What is asked => Restate the entire listing word for word.

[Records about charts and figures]
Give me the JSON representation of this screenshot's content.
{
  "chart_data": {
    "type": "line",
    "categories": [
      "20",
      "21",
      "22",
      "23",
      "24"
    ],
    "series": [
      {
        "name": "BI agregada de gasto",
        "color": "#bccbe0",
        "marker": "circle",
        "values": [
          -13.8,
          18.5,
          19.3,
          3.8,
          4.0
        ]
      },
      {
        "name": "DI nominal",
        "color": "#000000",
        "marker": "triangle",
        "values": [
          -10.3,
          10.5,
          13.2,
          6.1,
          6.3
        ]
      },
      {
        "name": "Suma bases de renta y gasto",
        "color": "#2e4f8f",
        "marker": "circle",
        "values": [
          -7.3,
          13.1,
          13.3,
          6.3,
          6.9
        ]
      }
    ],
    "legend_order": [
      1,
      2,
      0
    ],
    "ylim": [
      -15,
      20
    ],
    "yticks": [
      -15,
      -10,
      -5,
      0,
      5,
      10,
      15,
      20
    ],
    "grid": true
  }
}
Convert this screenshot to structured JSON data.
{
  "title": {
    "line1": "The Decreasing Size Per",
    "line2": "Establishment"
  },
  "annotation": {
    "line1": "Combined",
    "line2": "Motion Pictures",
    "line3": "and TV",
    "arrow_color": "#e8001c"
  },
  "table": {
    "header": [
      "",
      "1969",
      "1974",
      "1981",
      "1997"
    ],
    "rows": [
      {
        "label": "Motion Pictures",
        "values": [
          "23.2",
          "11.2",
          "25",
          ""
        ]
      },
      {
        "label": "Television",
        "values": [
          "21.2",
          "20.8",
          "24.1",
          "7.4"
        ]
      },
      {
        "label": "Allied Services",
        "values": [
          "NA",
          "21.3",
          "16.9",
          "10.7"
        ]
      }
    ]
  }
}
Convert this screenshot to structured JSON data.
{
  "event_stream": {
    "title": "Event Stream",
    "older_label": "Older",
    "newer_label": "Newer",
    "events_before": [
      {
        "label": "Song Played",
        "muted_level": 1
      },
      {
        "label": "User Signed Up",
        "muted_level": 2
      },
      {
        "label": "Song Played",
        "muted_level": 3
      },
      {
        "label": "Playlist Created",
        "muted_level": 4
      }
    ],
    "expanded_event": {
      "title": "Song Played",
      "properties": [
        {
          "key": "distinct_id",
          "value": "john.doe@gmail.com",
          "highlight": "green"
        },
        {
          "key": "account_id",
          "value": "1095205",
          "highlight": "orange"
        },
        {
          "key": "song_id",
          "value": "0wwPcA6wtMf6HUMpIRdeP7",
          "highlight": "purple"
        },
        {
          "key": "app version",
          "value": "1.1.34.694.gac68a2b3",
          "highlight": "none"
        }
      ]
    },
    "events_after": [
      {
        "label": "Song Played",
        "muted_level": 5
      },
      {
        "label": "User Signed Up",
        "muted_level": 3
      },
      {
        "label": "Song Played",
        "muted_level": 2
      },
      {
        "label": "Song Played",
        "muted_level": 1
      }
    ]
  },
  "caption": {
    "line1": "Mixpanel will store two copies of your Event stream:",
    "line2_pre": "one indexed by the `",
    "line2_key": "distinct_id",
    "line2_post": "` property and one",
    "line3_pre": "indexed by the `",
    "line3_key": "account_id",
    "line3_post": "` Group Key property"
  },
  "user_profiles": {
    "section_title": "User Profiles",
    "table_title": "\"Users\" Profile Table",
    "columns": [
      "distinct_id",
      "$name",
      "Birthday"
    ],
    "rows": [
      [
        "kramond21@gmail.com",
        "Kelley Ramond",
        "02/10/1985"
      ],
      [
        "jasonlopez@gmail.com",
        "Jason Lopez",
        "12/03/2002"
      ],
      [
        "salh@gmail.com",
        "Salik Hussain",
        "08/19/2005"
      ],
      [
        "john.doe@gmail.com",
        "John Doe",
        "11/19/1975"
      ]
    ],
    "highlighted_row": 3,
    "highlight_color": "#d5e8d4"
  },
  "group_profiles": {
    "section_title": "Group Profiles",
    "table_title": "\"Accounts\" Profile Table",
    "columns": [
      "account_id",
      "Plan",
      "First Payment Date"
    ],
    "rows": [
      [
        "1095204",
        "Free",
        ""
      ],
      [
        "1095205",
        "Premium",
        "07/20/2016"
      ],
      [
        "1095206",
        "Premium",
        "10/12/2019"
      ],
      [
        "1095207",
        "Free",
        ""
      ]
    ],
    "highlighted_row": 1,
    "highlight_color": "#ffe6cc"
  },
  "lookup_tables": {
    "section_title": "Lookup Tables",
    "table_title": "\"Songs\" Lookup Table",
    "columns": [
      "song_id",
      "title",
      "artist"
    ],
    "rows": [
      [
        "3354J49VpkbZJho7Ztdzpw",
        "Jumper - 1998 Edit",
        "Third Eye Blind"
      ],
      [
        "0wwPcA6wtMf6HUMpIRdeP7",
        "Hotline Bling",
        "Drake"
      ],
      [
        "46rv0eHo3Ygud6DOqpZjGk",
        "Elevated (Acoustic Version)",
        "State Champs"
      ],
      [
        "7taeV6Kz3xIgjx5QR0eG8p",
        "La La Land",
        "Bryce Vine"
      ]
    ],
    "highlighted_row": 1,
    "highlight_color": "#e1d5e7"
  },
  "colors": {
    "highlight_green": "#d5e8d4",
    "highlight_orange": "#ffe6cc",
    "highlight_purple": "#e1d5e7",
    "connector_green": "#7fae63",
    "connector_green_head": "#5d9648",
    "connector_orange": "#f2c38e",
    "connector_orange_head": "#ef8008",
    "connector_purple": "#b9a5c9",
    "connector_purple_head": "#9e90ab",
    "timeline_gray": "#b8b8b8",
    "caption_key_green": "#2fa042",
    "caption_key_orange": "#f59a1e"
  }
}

Solution =>
Give me the JSON representation of this screenshot's content.
{
  "chart_data": {
    "type": "line",
    "categories": [
      "20",
      "21",
      "22",
      "23",
      "24"
    ],
    "series": [
      {
        "name": "BI agregada de gasto",
        "color": "#bccbe0",
        "marker": "circle",
        "values": [
          -13.8,
          18.5,
          19.3,
          3.8,
          4.0
        ]
      },
      {
        "name": "DI nominal",
        "color": "#000000",
        "marker": "triangle",
        "values": [
          -10.3,
          10.5,
          13.2,
          6.1,
          6.3
        ]
      },
      {
        "name": "Suma bases de renta y gasto",
        "color": "#2e4f8f",
        "marker": "circle",
        "values": [
          -7.3,
          13.1,
          13.3,
          6.3,
          6.9
        ]
      }
    ],
    "legend_order": [
      1,
      2,
      0
    ],
    "ylim": [
      -15,
      20
    ],
    "yticks": [
      -15,
      -10,
      -5,
      0,
      5,
      10,
      15,
      20
    ],
    "grid": true
  }
}
Convert this screenshot to structured JSON data.
{
  "title": {
    "line1": "The Decreasing Size Per",
    "line2": "Establishment"
  },
  "annotation": {
    "line1": "Combined",
    "line2": "Motion Pictures",
    "line3": "and TV",
    "arrow_color": "#e8001c"
  },
  "table": {
    "header": [
      "",
      "1969",
      "1974",
      "1981",
      "1997"
    ],
    "rows": [
      {
        "label": "Motion Pictures",
        "values": [
          "23.2",
          "11.2",
          "25",
          ""
        ]
      },
      {
        "label": "Television",
        "values": [
          "21.2",
          "20.8",
          "24.1",
          "7.4"
        ]
      },
      {
        "label": "Allied Services",
        "values": [
          "NA",
          "21.3",
          "16.9",
          "10.7"
        ]
      }
    ]
  }
}
Convert this screenshot to structured JSON data.
{
  "event_stream": {
    "title": "Event Stream",
    "older_label": "Older",
    "newer_label": "Newer",
    "events_before": [
      {
        "label": "Song Played",
        "muted_level": 1
      },
      {
        "label": "User Signed Up",
        "muted_level": 2
      },
      {
        "label": "Song Played",
        "muted_level": 3
      },
      {
        "label": "Playlist Created",
        "muted_level": 4
      }
    ],
    "expanded_event": {
      "title": "Song Played",
      "properties": [
        {
          "key": "distinct_id",
          "value": "john.doe@gmail.com",
          "highlight": "green"
        },
        {
          "key": "account_id",
          "value": "1095205",
          "highlight": "orange"
        },
        {
          "key": "song_id",
          "value": "0wwPcA6wtMf6HUMpIRdeP7",
          "highlight": "purple"
        },
        {
          "key": "app version",
          "value": "1.1.34.694.gac68a2b3",
          "highlight": "none"
        }
      ]
    },
    "events_after": [
      {
        "label": "Song Played",
        "muted_level": 5
      },
      {
        "label": "User Signed Up",
        "muted_level": 3
      },
      {
        "label": "Song Played",
        "muted_level": 2
      },
      {
        "label": "Song Played",
        "muted_level": 1
      }
    ]
  },
  "caption": {
    "line1": "Mixpanel will store two copies of your Event stream:",
    "line2_pre": "one indexed by the `",
    "line2_key": "distinct_id",
    "line2_post": "` property and one",
    "line3_pre": "indexed by the `",
    "line3_key": "account_id",
    "line3_post": "` Group Key property"
  },
  "user_profiles": {
    "section_title": "User Profiles",
    "table_title": "\"Users\" Profile Table",
    "columns": [
      "distinct_id",
      "$name",
      "Birthday"
    ],
    "rows": [
      [
        "kramond21@gmail.com",
        "Kelley Ramond",
        "02/10/1985"
      ],
      [
        "jasonlopez@gmail.com",
        "Jason Lopez",
        "12/03/2002"
      ],
      [
        "salh@gmail.com",
        "Salik Hussain",
        "08/19/2005"
      ],
      [
        "john.doe@gmail.com",
        "John Doe",
        "11/19/1975"
      ]
    ],
    "highlighted_row": 3,
    "highlight_color": "#d5e8d4"
  },
  "group_profiles": {
    "section_title": "Group Profiles",
    "table_title": "\"Accounts\" Profile Table",
    "columns": [
      "account_id",
      "Plan",
      "First Payment Date"
    ],
    "rows": [
      [
        "1095204",
        "Free",
        ""
      ],
      [
        "1095205",
        "Premium",
        "07/20/2016"
      ],
      [
        "1095206",
        "Premium",
        "10/12/2019"
      ],
      [
        "1095207",
        "Free",
        ""
      ]
    ],
    "highlighted_row": 1,
    "highlight_color": "#ffe6cc"
  },
  "lookup_tables": {
    "section_title": "Lookup Tables",
    "table_title": "\"Songs\" Lookup Table",
    "columns": [
      "song_id",
      "title",
      "artist"
    ],
    "rows": [
      [
        "3354J49VpkbZJho7Ztdzpw",
        "Jumper - 1998 Edit",
        "Third Eye Blind"
      ],
      [
        "0wwPcA6wtMf6HUMpIRdeP7",
        "Hotline Bling",
        "Drake"
      ],
      [
        "46rv0eHo3Ygud6DOqpZjGk",
        "Elevated (Acoustic Version)",
        "State Champs"
      ],
      [
        "7taeV6Kz3xIgjx5QR0eG8p",
        "La La Land",
        "Bryce Vine"
      ]
    ],
    "highlighted_row": 1,
    "highlight_color": "#e1d5e7"
  },
  "colors": {
    "highlight_green": "#d5e8d4",
    "highlight_orange": "#ffe6cc",
    "highlight_purple": "#e1d5e7",
    "connector_green": "#7fae63",
    "connector_green_head": "#5d9648",
    "connector_orange": "#f2c38e",
    "connector_orange_head": "#ef8008",
    "connector_purple": "#b9a5c9",
    "connector_purple_head": "#9e90ab",
    "timeline_gray": "#b8b8b8",
    "caption_key_green": "#2fa042",
    "caption_key_orange": "#f59a1e"
  }
}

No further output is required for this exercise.